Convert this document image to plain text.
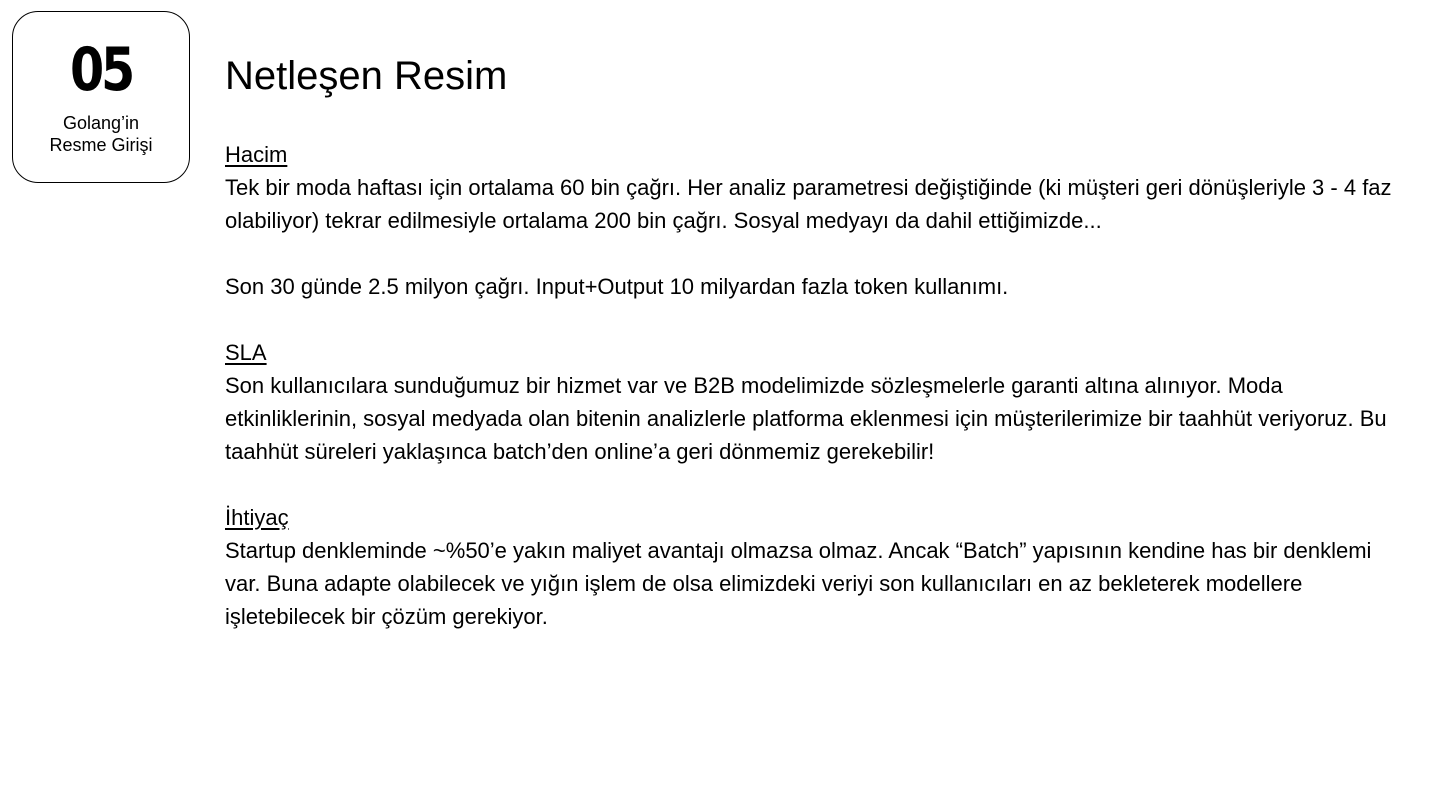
05
Golang’in
Resme Girişi
Netleşen Resim
Hacim

Tek bir moda haftası için ortalama 60 bin çağrı. Her analiz parametresi değiştiğinde (ki müşteri geri dönüşleriyle 3 - 4 faz olabiliyor) tekrar edilmesiyle ortalama 200 bin çağrı. Sosyal medyayı da dahil ettiğimizde...

Son 30 günde 2.5 milyon çağrı. Input+Output 10 milyardan fazla token kullanımı.

SLA

Son kullanıcılara sunduğumuz bir hizmet var ve B2B modelimizde sözleşmelerle garanti altına alınıyor. Moda etkinliklerinin, sosyal medyada olan bitenin analizlerle platforma eklenmesi için müşterilerimize bir taahhüt veriyoruz. Bu taahhüt süreleri yaklaşınca batch’den online’a geri dönmemiz gerekebilir!

İhtiyaç

Startup denkleminde ~%50’e yakın maliyet avantajı olmazsa olmaz. Ancak “Batch” yapısının kendine has bir denklemi var. Buna adapte olabilecek ve yığın işlem de olsa elimizdeki veriyi son kullanıcıları en az bekleterek modellere işletebilecek bir çözüm gerekiyor.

THE REQUEST:
Among the entries above, how many lines hold the string "çağrı"? Give the number by itself.

RESPONSE TO THIS TASK:
2